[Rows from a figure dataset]
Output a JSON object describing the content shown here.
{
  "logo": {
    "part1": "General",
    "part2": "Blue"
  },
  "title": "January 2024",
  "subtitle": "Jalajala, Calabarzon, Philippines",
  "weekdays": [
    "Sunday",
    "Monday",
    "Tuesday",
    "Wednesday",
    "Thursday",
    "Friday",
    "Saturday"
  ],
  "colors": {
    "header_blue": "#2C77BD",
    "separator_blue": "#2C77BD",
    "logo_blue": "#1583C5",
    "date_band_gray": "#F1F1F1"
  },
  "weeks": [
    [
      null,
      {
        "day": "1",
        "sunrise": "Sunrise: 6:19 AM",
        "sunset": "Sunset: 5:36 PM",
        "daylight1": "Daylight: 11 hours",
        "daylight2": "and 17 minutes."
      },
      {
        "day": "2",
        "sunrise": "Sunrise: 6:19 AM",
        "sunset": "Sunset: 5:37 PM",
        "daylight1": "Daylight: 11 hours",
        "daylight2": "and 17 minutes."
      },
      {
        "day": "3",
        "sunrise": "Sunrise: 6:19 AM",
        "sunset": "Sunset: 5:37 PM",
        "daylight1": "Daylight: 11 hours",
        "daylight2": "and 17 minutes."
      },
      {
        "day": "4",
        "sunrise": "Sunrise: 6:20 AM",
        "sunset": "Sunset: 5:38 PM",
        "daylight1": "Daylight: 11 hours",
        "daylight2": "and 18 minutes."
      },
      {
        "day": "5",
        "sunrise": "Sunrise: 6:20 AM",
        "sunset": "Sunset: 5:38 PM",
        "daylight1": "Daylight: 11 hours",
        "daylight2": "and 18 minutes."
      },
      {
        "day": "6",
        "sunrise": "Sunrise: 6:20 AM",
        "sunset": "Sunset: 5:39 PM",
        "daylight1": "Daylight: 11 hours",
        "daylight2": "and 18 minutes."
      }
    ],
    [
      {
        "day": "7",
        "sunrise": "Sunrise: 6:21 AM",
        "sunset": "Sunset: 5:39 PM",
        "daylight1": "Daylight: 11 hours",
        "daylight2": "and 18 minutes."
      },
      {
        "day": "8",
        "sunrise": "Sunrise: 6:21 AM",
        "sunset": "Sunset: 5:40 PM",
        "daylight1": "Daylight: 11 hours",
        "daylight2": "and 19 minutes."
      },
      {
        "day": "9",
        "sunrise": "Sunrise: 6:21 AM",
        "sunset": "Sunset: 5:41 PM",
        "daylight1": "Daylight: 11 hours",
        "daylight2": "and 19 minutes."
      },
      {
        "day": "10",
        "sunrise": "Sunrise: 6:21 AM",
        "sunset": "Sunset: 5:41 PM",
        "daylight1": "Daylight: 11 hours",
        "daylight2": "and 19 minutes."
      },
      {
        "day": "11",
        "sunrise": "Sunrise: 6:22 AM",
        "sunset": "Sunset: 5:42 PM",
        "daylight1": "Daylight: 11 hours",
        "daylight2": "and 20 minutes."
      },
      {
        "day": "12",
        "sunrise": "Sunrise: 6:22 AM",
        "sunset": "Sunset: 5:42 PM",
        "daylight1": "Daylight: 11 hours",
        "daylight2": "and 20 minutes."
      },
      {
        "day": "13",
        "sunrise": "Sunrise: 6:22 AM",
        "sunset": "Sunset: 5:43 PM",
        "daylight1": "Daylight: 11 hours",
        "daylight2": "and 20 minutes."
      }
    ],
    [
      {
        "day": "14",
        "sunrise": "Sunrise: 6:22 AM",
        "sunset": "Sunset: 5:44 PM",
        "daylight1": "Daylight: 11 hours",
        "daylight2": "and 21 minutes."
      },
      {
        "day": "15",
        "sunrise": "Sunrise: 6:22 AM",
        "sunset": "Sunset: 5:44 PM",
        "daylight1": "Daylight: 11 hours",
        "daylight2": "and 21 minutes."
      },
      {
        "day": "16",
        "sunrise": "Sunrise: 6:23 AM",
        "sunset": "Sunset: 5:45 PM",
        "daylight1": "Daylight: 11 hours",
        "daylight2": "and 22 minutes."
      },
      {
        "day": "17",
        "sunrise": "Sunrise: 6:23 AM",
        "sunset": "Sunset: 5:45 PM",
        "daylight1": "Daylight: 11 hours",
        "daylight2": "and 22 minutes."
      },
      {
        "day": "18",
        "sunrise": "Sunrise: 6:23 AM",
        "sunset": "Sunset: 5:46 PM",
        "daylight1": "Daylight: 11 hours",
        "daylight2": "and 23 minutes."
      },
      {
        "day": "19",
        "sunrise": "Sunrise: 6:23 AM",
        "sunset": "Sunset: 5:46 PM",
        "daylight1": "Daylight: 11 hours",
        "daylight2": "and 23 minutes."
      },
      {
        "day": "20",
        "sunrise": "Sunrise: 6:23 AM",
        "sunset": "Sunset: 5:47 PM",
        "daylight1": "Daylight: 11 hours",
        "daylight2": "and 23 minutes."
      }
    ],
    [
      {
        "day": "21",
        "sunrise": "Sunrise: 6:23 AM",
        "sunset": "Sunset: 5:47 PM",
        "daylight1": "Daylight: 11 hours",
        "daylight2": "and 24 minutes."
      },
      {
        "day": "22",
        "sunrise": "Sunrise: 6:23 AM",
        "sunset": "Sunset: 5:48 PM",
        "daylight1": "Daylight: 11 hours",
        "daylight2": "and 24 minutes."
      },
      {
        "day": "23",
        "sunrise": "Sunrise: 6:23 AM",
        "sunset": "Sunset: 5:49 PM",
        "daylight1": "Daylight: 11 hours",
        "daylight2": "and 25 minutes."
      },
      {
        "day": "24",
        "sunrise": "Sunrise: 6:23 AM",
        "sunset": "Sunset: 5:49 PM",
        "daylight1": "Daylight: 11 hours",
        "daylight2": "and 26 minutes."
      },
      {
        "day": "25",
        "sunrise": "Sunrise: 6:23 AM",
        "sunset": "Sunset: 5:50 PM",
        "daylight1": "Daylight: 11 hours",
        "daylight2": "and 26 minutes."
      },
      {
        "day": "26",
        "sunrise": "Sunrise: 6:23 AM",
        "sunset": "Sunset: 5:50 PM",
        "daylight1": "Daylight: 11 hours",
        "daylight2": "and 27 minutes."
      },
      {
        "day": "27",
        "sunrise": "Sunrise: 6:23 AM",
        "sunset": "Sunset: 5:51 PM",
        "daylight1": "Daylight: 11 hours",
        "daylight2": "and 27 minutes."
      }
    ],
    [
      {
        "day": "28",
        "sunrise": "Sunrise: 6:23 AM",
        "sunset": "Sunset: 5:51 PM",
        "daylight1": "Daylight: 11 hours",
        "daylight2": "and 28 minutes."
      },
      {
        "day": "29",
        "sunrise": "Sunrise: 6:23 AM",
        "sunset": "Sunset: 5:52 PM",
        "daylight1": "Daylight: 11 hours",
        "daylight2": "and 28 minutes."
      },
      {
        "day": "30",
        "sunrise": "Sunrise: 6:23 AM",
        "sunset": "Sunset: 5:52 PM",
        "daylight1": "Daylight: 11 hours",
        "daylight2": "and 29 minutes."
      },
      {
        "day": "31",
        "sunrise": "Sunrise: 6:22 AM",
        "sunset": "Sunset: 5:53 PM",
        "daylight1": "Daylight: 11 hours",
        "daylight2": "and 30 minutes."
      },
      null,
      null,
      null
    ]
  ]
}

## Directive
Return the whole listing exactly.

## Finished task
Output a JSON object describing the content shown here.
{
  "logo": {
    "part1": "General",
    "part2": "Blue"
  },
  "title": "January 2024",
  "subtitle": "Jalajala, Calabarzon, Philippines",
  "weekdays": [
    "Sunday",
    "Monday",
    "Tuesday",
    "Wednesday",
    "Thursday",
    "Friday",
    "Saturday"
  ],
  "colors": {
    "header_blue": "#2C77BD",
    "separator_blue": "#2C77BD",
    "logo_blue": "#1583C5",
    "date_band_gray": "#F1F1F1"
  },
  "weeks": [
    [
      null,
      {
        "day": "1",
        "sunrise": "Sunrise: 6:19 AM",
        "sunset": "Sunset: 5:36 PM",
        "daylight1": "Daylight: 11 hours",
        "daylight2": "and 17 minutes."
      },
      {
        "day": "2",
        "sunrise": "Sunrise: 6:19 AM",
        "sunset": "Sunset: 5:37 PM",
        "daylight1": "Daylight: 11 hours",
        "daylight2": "and 17 minutes."
      },
      {
        "day": "3",
        "sunrise": "Sunrise: 6:19 AM",
        "sunset": "Sunset: 5:37 PM",
        "daylight1": "Daylight: 11 hours",
        "daylight2": "and 17 minutes."
      },
      {
        "day": "4",
        "sunrise": "Sunrise: 6:20 AM",
        "sunset": "Sunset: 5:38 PM",
        "daylight1": "Daylight: 11 hours",
        "daylight2": "and 18 minutes."
      },
      {
        "day": "5",
        "sunrise": "Sunrise: 6:20 AM",
        "sunset": "Sunset: 5:38 PM",
        "daylight1": "Daylight: 11 hours",
        "daylight2": "and 18 minutes."
      },
      {
        "day": "6",
        "sunrise": "Sunrise: 6:20 AM",
        "sunset": "Sunset: 5:39 PM",
        "daylight1": "Daylight: 11 hours",
        "daylight2": "and 18 minutes."
      }
    ],
    [
      {
        "day": "7",
        "sunrise": "Sunrise: 6:21 AM",
        "sunset": "Sunset: 5:39 PM",
        "daylight1": "Daylight: 11 hours",
        "daylight2": "and 18 minutes."
      },
      {
        "day": "8",
        "sunrise": "Sunrise: 6:21 AM",
        "sunset": "Sunset: 5:40 PM",
        "daylight1": "Daylight: 11 hours",
        "daylight2": "and 19 minutes."
      },
      {
        "day": "9",
        "sunrise": "Sunrise: 6:21 AM",
        "sunset": "Sunset: 5:41 PM",
        "daylight1": "Daylight: 11 hours",
        "daylight2": "and 19 minutes."
      },
      {
        "day": "10",
        "sunrise": "Sunrise: 6:21 AM",
        "sunset": "Sunset: 5:41 PM",
        "daylight1": "Daylight: 11 hours",
        "daylight2": "and 19 minutes."
      },
      {
        "day": "11",
        "sunrise": "Sunrise: 6:22 AM",
        "sunset": "Sunset: 5:42 PM",
        "daylight1": "Daylight: 11 hours",
        "daylight2": "and 20 minutes."
      },
      {
        "day": "12",
        "sunrise": "Sunrise: 6:22 AM",
        "sunset": "Sunset: 5:42 PM",
        "daylight1": "Daylight: 11 hours",
        "daylight2": "and 20 minutes."
      },
      {
        "day": "13",
        "sunrise": "Sunrise: 6:22 AM",
        "sunset": "Sunset: 5:43 PM",
        "daylight1": "Daylight: 11 hours",
        "daylight2": "and 20 minutes."
      }
    ],
    [
      {
        "day": "14",
        "sunrise": "Sunrise: 6:22 AM",
        "sunset": "Sunset: 5:44 PM",
        "daylight1": "Daylight: 11 hours",
        "daylight2": "and 21 minutes."
      },
      {
        "day": "15",
        "sunrise": "Sunrise: 6:22 AM",
        "sunset": "Sunset: 5:44 PM",
        "daylight1": "Daylight: 11 hours",
        "daylight2": "and 21 minutes."
      },
      {
        "day": "16",
        "sunrise": "Sunrise: 6:23 AM",
        "sunset": "Sunset: 5:45 PM",
        "daylight1": "Daylight: 11 hours",
        "daylight2": "and 22 minutes."
      },
      {
        "day": "17",
        "sunrise": "Sunrise: 6:23 AM",
        "sunset": "Sunset: 5:45 PM",
        "daylight1": "Daylight: 11 hours",
        "daylight2": "and 22 minutes."
      },
      {
        "day": "18",
        "sunrise": "Sunrise: 6:23 AM",
        "sunset": "Sunset: 5:46 PM",
        "daylight1": "Daylight: 11 hours",
        "daylight2": "and 23 minutes."
      },
      {
        "day": "19",
        "sunrise": "Sunrise: 6:23 AM",
        "sunset": "Sunset: 5:46 PM",
        "daylight1": "Daylight: 11 hours",
        "daylight2": "and 23 minutes."
      },
      {
        "day": "20",
        "sunrise": "Sunrise: 6:23 AM",
        "sunset": "Sunset: 5:47 PM",
        "daylight1": "Daylight: 11 hours",
        "daylight2": "and 23 minutes."
      }
    ],
    [
      {
        "day": "21",
        "sunrise": "Sunrise: 6:23 AM",
        "sunset": "Sunset: 5:47 PM",
        "daylight1": "Daylight: 11 hours",
        "daylight2": "and 24 minutes."
      },
      {
        "day": "22",
        "sunrise": "Sunrise: 6:23 AM",
        "sunset": "Sunset: 5:48 PM",
        "daylight1": "Daylight: 11 hours",
        "daylight2": "and 24 minutes."
      },
      {
        "day": "23",
        "sunrise": "Sunrise: 6:23 AM",
        "sunset": "Sunset: 5:49 PM",
        "daylight1": "Daylight: 11 hours",
        "daylight2": "and 25 minutes."
      },
      {
        "day": "24",
        "sunrise": "Sunrise: 6:23 AM",
        "sunset": "Sunset: 5:49 PM",
        "daylight1": "Daylight: 11 hours",
        "daylight2": "and 26 minutes."
      },
      {
        "day": "25",
        "sunrise": "Sunrise: 6:23 AM",
        "sunset": "Sunset: 5:50 PM",
        "daylight1": "Daylight: 11 hours",
        "daylight2": "and 26 minutes."
      },
      {
        "day": "26",
        "sunrise": "Sunrise: 6:23 AM",
        "sunset": "Sunset: 5:50 PM",
        "daylight1": "Daylight: 11 hours",
        "daylight2": "and 27 minutes."
      },
      {
        "day": "27",
        "sunrise": "Sunrise: 6:23 AM",
        "sunset": "Sunset: 5:51 PM",
        "daylight1": "Daylight: 11 hours",
        "daylight2": "and 27 minutes."
      }
    ],
    [
      {
        "day": "28",
        "sunrise": "Sunrise: 6:23 AM",
        "sunset": "Sunset: 5:51 PM",
        "daylight1": "Daylight: 11 hours",
        "daylight2": "and 28 minutes."
      },
      {
        "day": "29",
        "sunrise": "Sunrise: 6:23 AM",
        "sunset": "Sunset: 5:52 PM",
        "daylight1": "Daylight: 11 hours",
        "daylight2": "and 28 minutes."
      },
      {
        "day": "30",
        "sunrise": "Sunrise: 6:23 AM",
        "sunset": "Sunset: 5:52 PM",
        "daylight1": "Daylight: 11 hours",
        "daylight2": "and 29 minutes."
      },
      {
        "day": "31",
        "sunrise": "Sunrise: 6:22 AM",
        "sunset": "Sunset: 5:53 PM",
        "daylight1": "Daylight: 11 hours",
        "daylight2": "and 30 minutes."
      },
      null,
      null,
      null
    ]
  ]
}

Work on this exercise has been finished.